━━ RECORDED DATA ━━

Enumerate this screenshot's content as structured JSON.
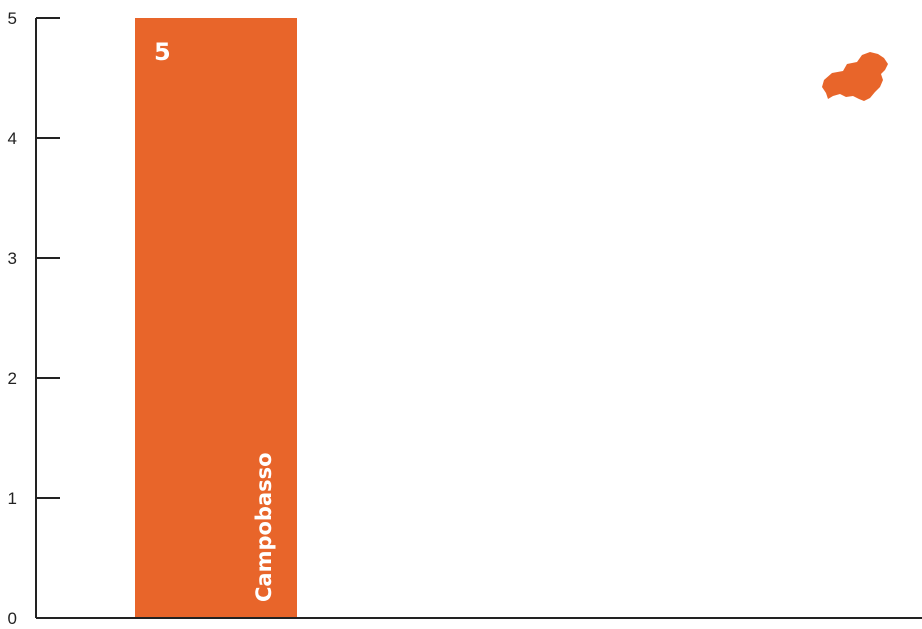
{
  "chart_data": {
    "type": "bar",
    "categories": [
      "Campobasso"
    ],
    "values": [
      5
    ],
    "data_labels": [
      "5"
    ],
    "ylim": [
      0,
      5
    ],
    "yticks": [
      0,
      1,
      2,
      3,
      4,
      5
    ],
    "xlabel": "",
    "ylabel": "",
    "grid": false,
    "legend": "none",
    "bar_color": "#E8652A",
    "axis_color": "#222222",
    "decoration_icon": "molise-region-map-icon"
  }
}
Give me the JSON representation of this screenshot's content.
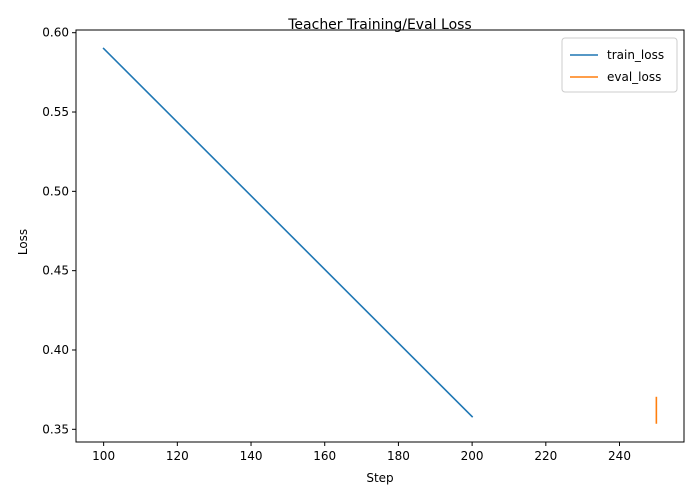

━━━

▶ **SHORT PROBLEM**: Copy out all the data without changing anything, and drop the pictures.

▶ **RESPONSE BELOW**:
Enumerate this screenshot's content as structured JSON.
{
  "chart_data": {
    "type": "bar",
    "categories": [
      "Campobasso"
    ],
    "values": [
      5
    ],
    "data_labels": [
      "5"
    ],
    "ylim": [
      0,
      5
    ],
    "yticks": [
      0,
      1,
      2,
      3,
      4,
      5
    ],
    "xlabel": "",
    "ylabel": "",
    "grid": false,
    "legend": "none",
    "bar_color": "#E8652A",
    "axis_color": "#222222",
    "decoration_icon": "molise-region-map-icon"
  }
}
Give me the JSON representation of this screenshot's content.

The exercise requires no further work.